[Data items]

* begin *

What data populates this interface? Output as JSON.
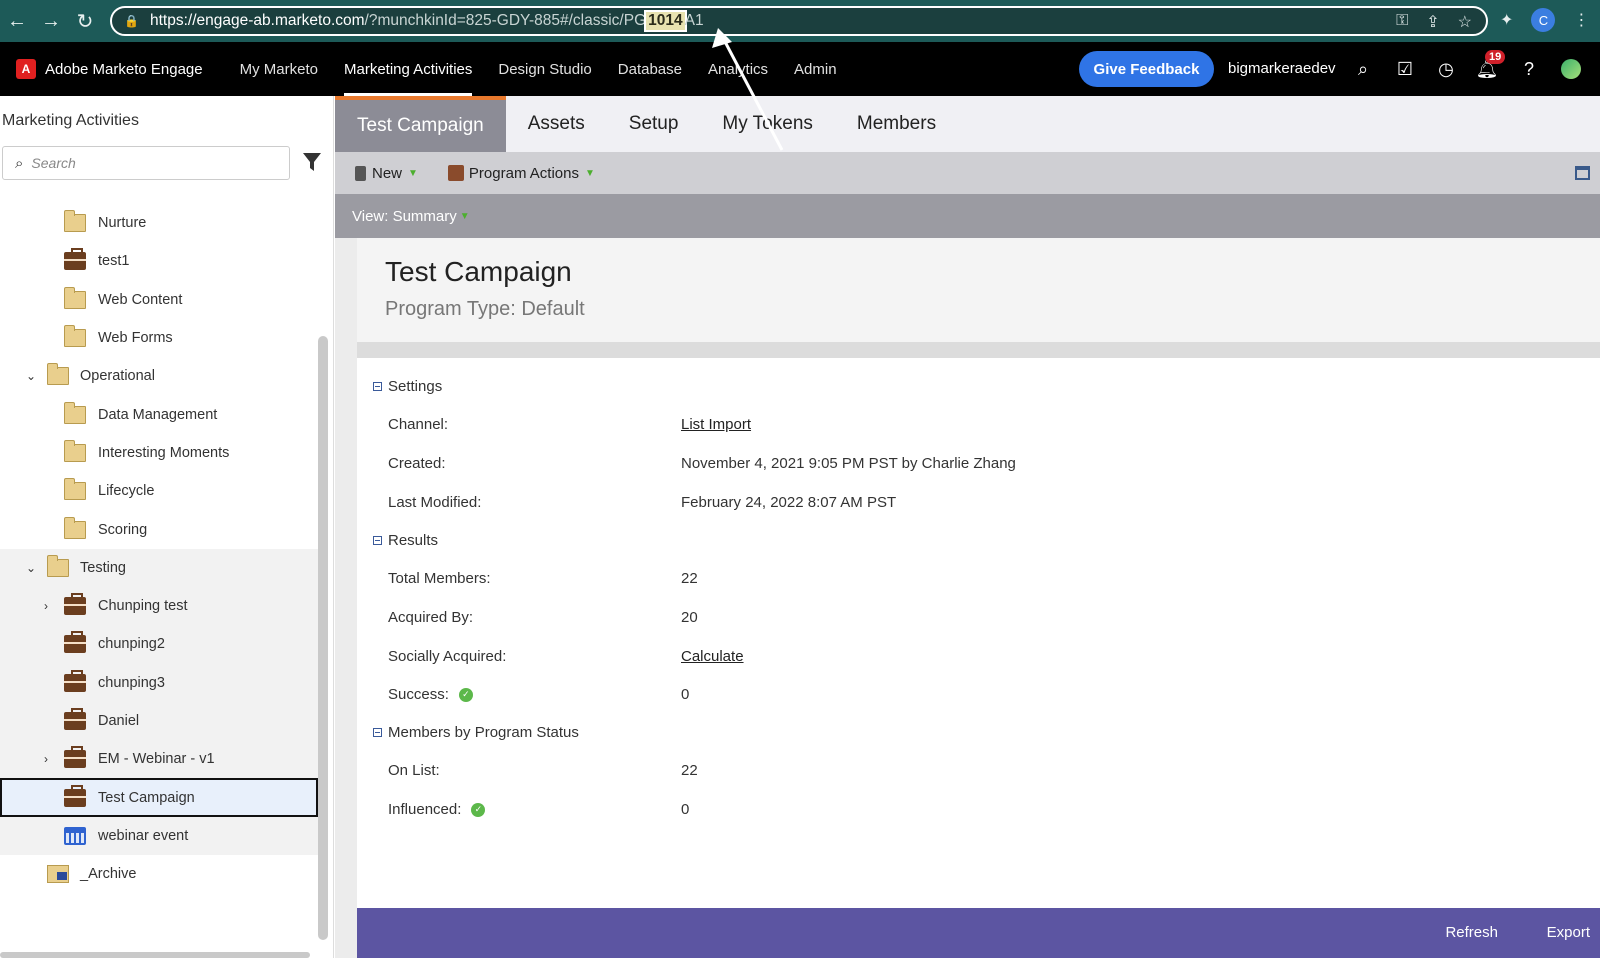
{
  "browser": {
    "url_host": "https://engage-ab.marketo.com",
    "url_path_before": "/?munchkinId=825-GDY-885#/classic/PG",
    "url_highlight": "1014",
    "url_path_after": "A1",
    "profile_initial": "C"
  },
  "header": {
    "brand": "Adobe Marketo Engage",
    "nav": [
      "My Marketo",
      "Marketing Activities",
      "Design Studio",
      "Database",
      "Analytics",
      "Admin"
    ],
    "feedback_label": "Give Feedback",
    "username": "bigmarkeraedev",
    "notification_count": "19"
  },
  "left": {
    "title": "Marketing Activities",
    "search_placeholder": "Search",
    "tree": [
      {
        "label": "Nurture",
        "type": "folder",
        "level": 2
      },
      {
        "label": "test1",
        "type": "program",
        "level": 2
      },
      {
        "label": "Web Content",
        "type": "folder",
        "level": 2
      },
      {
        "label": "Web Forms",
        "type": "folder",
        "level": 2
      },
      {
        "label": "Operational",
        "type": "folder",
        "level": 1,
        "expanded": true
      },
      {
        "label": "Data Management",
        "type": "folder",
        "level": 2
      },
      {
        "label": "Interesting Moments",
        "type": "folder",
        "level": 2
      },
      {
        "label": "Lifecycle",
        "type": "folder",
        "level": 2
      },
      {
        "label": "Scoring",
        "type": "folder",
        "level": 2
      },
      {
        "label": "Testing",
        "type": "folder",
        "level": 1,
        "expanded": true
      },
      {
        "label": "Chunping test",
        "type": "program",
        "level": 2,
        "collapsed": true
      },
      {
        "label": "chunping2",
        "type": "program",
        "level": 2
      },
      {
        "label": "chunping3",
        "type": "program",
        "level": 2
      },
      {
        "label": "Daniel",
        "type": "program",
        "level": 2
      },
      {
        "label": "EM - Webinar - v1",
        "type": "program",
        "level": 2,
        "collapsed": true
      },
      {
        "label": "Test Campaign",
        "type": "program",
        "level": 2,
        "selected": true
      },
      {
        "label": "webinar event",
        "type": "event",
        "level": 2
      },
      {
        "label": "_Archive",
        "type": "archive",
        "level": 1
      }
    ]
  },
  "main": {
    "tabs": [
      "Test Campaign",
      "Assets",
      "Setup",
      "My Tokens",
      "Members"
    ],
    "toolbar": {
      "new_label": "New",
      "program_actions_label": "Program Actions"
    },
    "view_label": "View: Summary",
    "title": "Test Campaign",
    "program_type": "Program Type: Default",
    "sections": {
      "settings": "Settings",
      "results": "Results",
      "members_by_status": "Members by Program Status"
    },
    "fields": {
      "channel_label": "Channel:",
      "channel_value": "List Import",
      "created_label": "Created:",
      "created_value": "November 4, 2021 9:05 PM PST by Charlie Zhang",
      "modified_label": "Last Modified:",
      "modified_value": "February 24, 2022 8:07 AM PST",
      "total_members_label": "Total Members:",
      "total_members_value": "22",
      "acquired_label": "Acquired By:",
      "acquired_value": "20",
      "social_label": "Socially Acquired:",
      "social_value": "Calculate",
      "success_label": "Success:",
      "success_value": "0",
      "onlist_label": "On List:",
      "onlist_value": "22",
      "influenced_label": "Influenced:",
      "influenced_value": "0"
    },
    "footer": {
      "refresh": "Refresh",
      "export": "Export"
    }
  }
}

* end *

What you have to do: Your copy should match the entries exactly, minus the pictures.

Result below:
What data populates this interface? Output as JSON.
{
  "browser": {
    "url_host": "https://engage-ab.marketo.com",
    "url_path_before": "/?munchkinId=825-GDY-885#/classic/PG",
    "url_highlight": "1014",
    "url_path_after": "A1",
    "profile_initial": "C"
  },
  "header": {
    "brand": "Adobe Marketo Engage",
    "nav": [
      "My Marketo",
      "Marketing Activities",
      "Design Studio",
      "Database",
      "Analytics",
      "Admin"
    ],
    "feedback_label": "Give Feedback",
    "username": "bigmarkeraedev",
    "notification_count": "19"
  },
  "left": {
    "title": "Marketing Activities",
    "search_placeholder": "Search",
    "tree": [
      {
        "label": "Nurture",
        "type": "folder",
        "level": 2
      },
      {
        "label": "test1",
        "type": "program",
        "level": 2
      },
      {
        "label": "Web Content",
        "type": "folder",
        "level": 2
      },
      {
        "label": "Web Forms",
        "type": "folder",
        "level": 2
      },
      {
        "label": "Operational",
        "type": "folder",
        "level": 1,
        "expanded": true
      },
      {
        "label": "Data Management",
        "type": "folder",
        "level": 2
      },
      {
        "label": "Interesting Moments",
        "type": "folder",
        "level": 2
      },
      {
        "label": "Lifecycle",
        "type": "folder",
        "level": 2
      },
      {
        "label": "Scoring",
        "type": "folder",
        "level": 2
      },
      {
        "label": "Testing",
        "type": "folder",
        "level": 1,
        "expanded": true
      },
      {
        "label": "Chunping test",
        "type": "program",
        "level": 2,
        "collapsed": true
      },
      {
        "label": "chunping2",
        "type": "program",
        "level": 2
      },
      {
        "label": "chunping3",
        "type": "program",
        "level": 2
      },
      {
        "label": "Daniel",
        "type": "program",
        "level": 2
      },
      {
        "label": "EM - Webinar - v1",
        "type": "program",
        "level": 2,
        "collapsed": true
      },
      {
        "label": "Test Campaign",
        "type": "program",
        "level": 2,
        "selected": true
      },
      {
        "label": "webinar event",
        "type": "event",
        "level": 2
      },
      {
        "label": "_Archive",
        "type": "archive",
        "level": 1
      }
    ]
  },
  "main": {
    "tabs": [
      "Test Campaign",
      "Assets",
      "Setup",
      "My Tokens",
      "Members"
    ],
    "toolbar": {
      "new_label": "New",
      "program_actions_label": "Program Actions"
    },
    "view_label": "View: Summary",
    "title": "Test Campaign",
    "program_type": "Program Type: Default",
    "sections": {
      "settings": "Settings",
      "results": "Results",
      "members_by_status": "Members by Program Status"
    },
    "fields": {
      "channel_label": "Channel:",
      "channel_value": "List Import",
      "created_label": "Created:",
      "created_value": "November 4, 2021 9:05 PM PST by Charlie Zhang",
      "modified_label": "Last Modified:",
      "modified_value": "February 24, 2022 8:07 AM PST",
      "total_members_label": "Total Members:",
      "total_members_value": "22",
      "acquired_label": "Acquired By:",
      "acquired_value": "20",
      "social_label": "Socially Acquired:",
      "social_value": "Calculate",
      "success_label": "Success:",
      "success_value": "0",
      "onlist_label": "On List:",
      "onlist_value": "22",
      "influenced_label": "Influenced:",
      "influenced_value": "0"
    },
    "footer": {
      "refresh": "Refresh",
      "export": "Export"
    }
  }
}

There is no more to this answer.